··· Source data ···

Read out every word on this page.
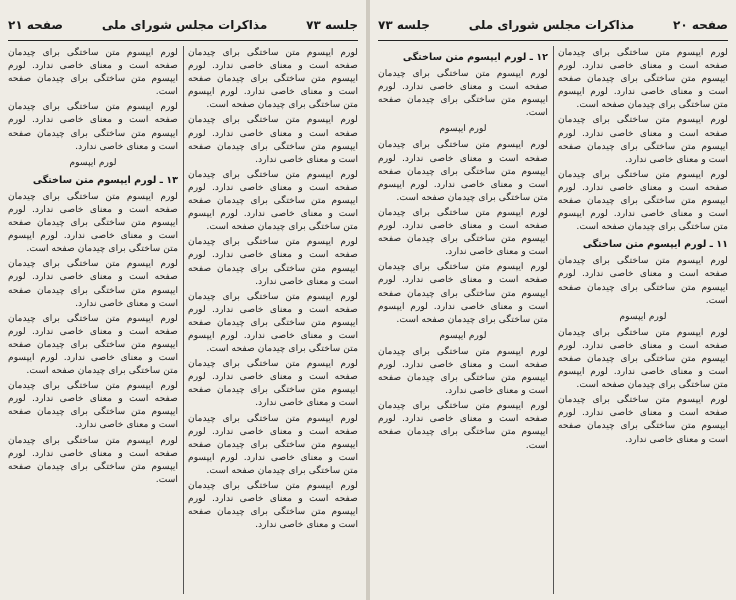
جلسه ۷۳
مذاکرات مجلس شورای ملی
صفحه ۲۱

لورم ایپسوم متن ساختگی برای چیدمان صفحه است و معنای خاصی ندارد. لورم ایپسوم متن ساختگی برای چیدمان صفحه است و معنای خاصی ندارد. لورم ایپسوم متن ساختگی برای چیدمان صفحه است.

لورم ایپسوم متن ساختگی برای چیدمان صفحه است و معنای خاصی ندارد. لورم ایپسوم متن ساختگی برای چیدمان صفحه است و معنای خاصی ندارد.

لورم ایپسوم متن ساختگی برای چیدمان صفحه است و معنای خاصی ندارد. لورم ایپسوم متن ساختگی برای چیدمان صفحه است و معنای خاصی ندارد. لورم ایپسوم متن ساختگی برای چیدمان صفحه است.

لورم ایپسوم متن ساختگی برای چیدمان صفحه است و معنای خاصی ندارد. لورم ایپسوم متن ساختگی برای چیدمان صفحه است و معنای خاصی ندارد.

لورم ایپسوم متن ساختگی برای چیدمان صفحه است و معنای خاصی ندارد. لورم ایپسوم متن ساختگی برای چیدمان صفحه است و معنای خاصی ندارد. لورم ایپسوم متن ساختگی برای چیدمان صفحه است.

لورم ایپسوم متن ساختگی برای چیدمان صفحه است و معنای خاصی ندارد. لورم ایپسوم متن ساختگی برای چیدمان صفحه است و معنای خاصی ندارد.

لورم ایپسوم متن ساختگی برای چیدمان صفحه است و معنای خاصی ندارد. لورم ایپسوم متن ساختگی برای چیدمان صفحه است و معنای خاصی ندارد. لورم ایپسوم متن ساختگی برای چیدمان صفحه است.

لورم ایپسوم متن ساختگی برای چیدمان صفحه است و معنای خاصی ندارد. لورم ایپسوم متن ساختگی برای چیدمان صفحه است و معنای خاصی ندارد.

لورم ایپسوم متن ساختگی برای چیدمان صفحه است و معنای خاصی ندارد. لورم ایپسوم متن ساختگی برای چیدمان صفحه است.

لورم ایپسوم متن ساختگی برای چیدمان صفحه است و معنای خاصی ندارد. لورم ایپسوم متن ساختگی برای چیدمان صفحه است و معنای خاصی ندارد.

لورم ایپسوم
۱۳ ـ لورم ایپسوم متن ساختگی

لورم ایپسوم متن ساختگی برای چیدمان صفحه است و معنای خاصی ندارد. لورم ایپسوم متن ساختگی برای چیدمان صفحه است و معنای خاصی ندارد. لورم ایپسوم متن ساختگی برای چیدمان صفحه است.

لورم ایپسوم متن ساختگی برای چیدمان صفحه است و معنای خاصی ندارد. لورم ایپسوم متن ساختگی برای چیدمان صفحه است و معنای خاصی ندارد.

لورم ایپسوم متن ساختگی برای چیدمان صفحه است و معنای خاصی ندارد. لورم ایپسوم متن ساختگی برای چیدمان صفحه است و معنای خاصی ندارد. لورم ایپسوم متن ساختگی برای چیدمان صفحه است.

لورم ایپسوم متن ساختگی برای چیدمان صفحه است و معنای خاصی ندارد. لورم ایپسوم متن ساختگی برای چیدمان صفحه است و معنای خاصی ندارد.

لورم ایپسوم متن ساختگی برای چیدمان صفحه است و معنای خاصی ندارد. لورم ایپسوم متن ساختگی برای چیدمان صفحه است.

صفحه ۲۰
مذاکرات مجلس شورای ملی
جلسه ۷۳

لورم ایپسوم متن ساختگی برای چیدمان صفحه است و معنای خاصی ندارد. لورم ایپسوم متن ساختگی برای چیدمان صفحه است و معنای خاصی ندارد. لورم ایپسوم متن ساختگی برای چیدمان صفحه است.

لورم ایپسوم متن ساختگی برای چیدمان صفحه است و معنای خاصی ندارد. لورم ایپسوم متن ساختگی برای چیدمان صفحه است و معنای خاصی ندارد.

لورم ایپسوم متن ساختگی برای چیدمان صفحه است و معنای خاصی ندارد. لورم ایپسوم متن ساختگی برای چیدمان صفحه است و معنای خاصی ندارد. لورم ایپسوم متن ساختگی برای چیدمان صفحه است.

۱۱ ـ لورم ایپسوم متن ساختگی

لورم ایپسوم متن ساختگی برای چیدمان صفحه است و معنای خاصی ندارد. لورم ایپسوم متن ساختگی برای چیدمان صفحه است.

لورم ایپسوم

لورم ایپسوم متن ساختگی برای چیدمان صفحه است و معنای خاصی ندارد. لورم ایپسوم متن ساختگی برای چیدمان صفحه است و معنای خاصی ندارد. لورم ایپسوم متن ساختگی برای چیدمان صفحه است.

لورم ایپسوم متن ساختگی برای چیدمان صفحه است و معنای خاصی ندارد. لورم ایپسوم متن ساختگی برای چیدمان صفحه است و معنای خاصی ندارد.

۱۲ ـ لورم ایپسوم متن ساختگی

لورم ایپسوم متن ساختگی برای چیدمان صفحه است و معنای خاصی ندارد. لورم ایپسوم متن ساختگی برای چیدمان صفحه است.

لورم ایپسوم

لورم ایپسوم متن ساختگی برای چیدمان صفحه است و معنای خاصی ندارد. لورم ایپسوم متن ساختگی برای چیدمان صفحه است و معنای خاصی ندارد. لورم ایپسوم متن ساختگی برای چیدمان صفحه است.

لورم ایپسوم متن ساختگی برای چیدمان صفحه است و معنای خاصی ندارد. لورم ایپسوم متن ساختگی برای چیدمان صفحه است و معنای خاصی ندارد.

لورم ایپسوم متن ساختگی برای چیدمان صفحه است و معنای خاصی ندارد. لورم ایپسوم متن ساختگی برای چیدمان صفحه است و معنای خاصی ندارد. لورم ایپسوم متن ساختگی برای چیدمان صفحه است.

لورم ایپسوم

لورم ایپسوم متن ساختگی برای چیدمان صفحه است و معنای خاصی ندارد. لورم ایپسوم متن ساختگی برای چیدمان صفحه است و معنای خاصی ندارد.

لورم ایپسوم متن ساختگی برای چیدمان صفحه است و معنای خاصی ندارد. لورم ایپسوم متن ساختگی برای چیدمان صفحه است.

···

Given exercise
Reproduce the records verbatim, omitting all images they contain.

Exercise solution
Read out every word on this page.
جلسه ۷۳
مذاکرات مجلس شورای ملی
صفحه ۲۱

لورم ایپسوم متن ساختگی برای چیدمان صفحه است و معنای خاصی ندارد. لورم ایپسوم متن ساختگی برای چیدمان صفحه است و معنای خاصی ندارد. لورم ایپسوم متن ساختگی برای چیدمان صفحه است.

لورم ایپسوم متن ساختگی برای چیدمان صفحه است و معنای خاصی ندارد. لورم ایپسوم متن ساختگی برای چیدمان صفحه است و معنای خاصی ندارد.

لورم ایپسوم متن ساختگی برای چیدمان صفحه است و معنای خاصی ندارد. لورم ایپسوم متن ساختگی برای چیدمان صفحه است و معنای خاصی ندارد. لورم ایپسوم متن ساختگی برای چیدمان صفحه است.

لورم ایپسوم متن ساختگی برای چیدمان صفحه است و معنای خاصی ندارد. لورم ایپسوم متن ساختگی برای چیدمان صفحه است و معنای خاصی ندارد.

لورم ایپسوم متن ساختگی برای چیدمان صفحه است و معنای خاصی ندارد. لورم ایپسوم متن ساختگی برای چیدمان صفحه است و معنای خاصی ندارد. لورم ایپسوم متن ساختگی برای چیدمان صفحه است.

لورم ایپسوم متن ساختگی برای چیدمان صفحه است و معنای خاصی ندارد. لورم ایپسوم متن ساختگی برای چیدمان صفحه است و معنای خاصی ندارد.

لورم ایپسوم متن ساختگی برای چیدمان صفحه است و معنای خاصی ندارد. لورم ایپسوم متن ساختگی برای چیدمان صفحه است و معنای خاصی ندارد. لورم ایپسوم متن ساختگی برای چیدمان صفحه است.

لورم ایپسوم متن ساختگی برای چیدمان صفحه است و معنای خاصی ندارد. لورم ایپسوم متن ساختگی برای چیدمان صفحه است و معنای خاصی ندارد.

لورم ایپسوم متن ساختگی برای چیدمان صفحه است و معنای خاصی ندارد. لورم ایپسوم متن ساختگی برای چیدمان صفحه است.

لورم ایپسوم متن ساختگی برای چیدمان صفحه است و معنای خاصی ندارد. لورم ایپسوم متن ساختگی برای چیدمان صفحه است و معنای خاصی ندارد.

لورم ایپسوم
۱۳ ـ لورم ایپسوم متن ساختگی

لورم ایپسوم متن ساختگی برای چیدمان صفحه است و معنای خاصی ندارد. لورم ایپسوم متن ساختگی برای چیدمان صفحه است و معنای خاصی ندارد. لورم ایپسوم متن ساختگی برای چیدمان صفحه است.

لورم ایپسوم متن ساختگی برای چیدمان صفحه است و معنای خاصی ندارد. لورم ایپسوم متن ساختگی برای چیدمان صفحه است و معنای خاصی ندارد.

لورم ایپسوم متن ساختگی برای چیدمان صفحه است و معنای خاصی ندارد. لورم ایپسوم متن ساختگی برای چیدمان صفحه است و معنای خاصی ندارد. لورم ایپسوم متن ساختگی برای چیدمان صفحه است.

لورم ایپسوم متن ساختگی برای چیدمان صفحه است و معنای خاصی ندارد. لورم ایپسوم متن ساختگی برای چیدمان صفحه است و معنای خاصی ندارد.

لورم ایپسوم متن ساختگی برای چیدمان صفحه است و معنای خاصی ندارد. لورم ایپسوم متن ساختگی برای چیدمان صفحه است.

صفحه ۲۰
مذاکرات مجلس شورای ملی
جلسه ۷۳

لورم ایپسوم متن ساختگی برای چیدمان صفحه است و معنای خاصی ندارد. لورم ایپسوم متن ساختگی برای چیدمان صفحه است و معنای خاصی ندارد. لورم ایپسوم متن ساختگی برای چیدمان صفحه است.

لورم ایپسوم متن ساختگی برای چیدمان صفحه است و معنای خاصی ندارد. لورم ایپسوم متن ساختگی برای چیدمان صفحه است و معنای خاصی ندارد.

لورم ایپسوم متن ساختگی برای چیدمان صفحه است و معنای خاصی ندارد. لورم ایپسوم متن ساختگی برای چیدمان صفحه است و معنای خاصی ندارد. لورم ایپسوم متن ساختگی برای چیدمان صفحه است.

۱۱ ـ لورم ایپسوم متن ساختگی

لورم ایپسوم متن ساختگی برای چیدمان صفحه است و معنای خاصی ندارد. لورم ایپسوم متن ساختگی برای چیدمان صفحه است.

لورم ایپسوم

لورم ایپسوم متن ساختگی برای چیدمان صفحه است و معنای خاصی ندارد. لورم ایپسوم متن ساختگی برای چیدمان صفحه است و معنای خاصی ندارد. لورم ایپسوم متن ساختگی برای چیدمان صفحه است.

لورم ایپسوم متن ساختگی برای چیدمان صفحه است و معنای خاصی ندارد. لورم ایپسوم متن ساختگی برای چیدمان صفحه است و معنای خاصی ندارد.

۱۲ ـ لورم ایپسوم متن ساختگی

لورم ایپسوم متن ساختگی برای چیدمان صفحه است و معنای خاصی ندارد. لورم ایپسوم متن ساختگی برای چیدمان صفحه است.

لورم ایپسوم

لورم ایپسوم متن ساختگی برای چیدمان صفحه است و معنای خاصی ندارد. لورم ایپسوم متن ساختگی برای چیدمان صفحه است و معنای خاصی ندارد. لورم ایپسوم متن ساختگی برای چیدمان صفحه است.

لورم ایپسوم متن ساختگی برای چیدمان صفحه است و معنای خاصی ندارد. لورم ایپسوم متن ساختگی برای چیدمان صفحه است و معنای خاصی ندارد.

لورم ایپسوم متن ساختگی برای چیدمان صفحه است و معنای خاصی ندارد. لورم ایپسوم متن ساختگی برای چیدمان صفحه است و معنای خاصی ندارد. لورم ایپسوم متن ساختگی برای چیدمان صفحه است.

لورم ایپسوم

لورم ایپسوم متن ساختگی برای چیدمان صفحه است و معنای خاصی ندارد. لورم ایپسوم متن ساختگی برای چیدمان صفحه است و معنای خاصی ندارد.

لورم ایپسوم متن ساختگی برای چیدمان صفحه است و معنای خاصی ندارد. لورم ایپسوم متن ساختگی برای چیدمان صفحه است.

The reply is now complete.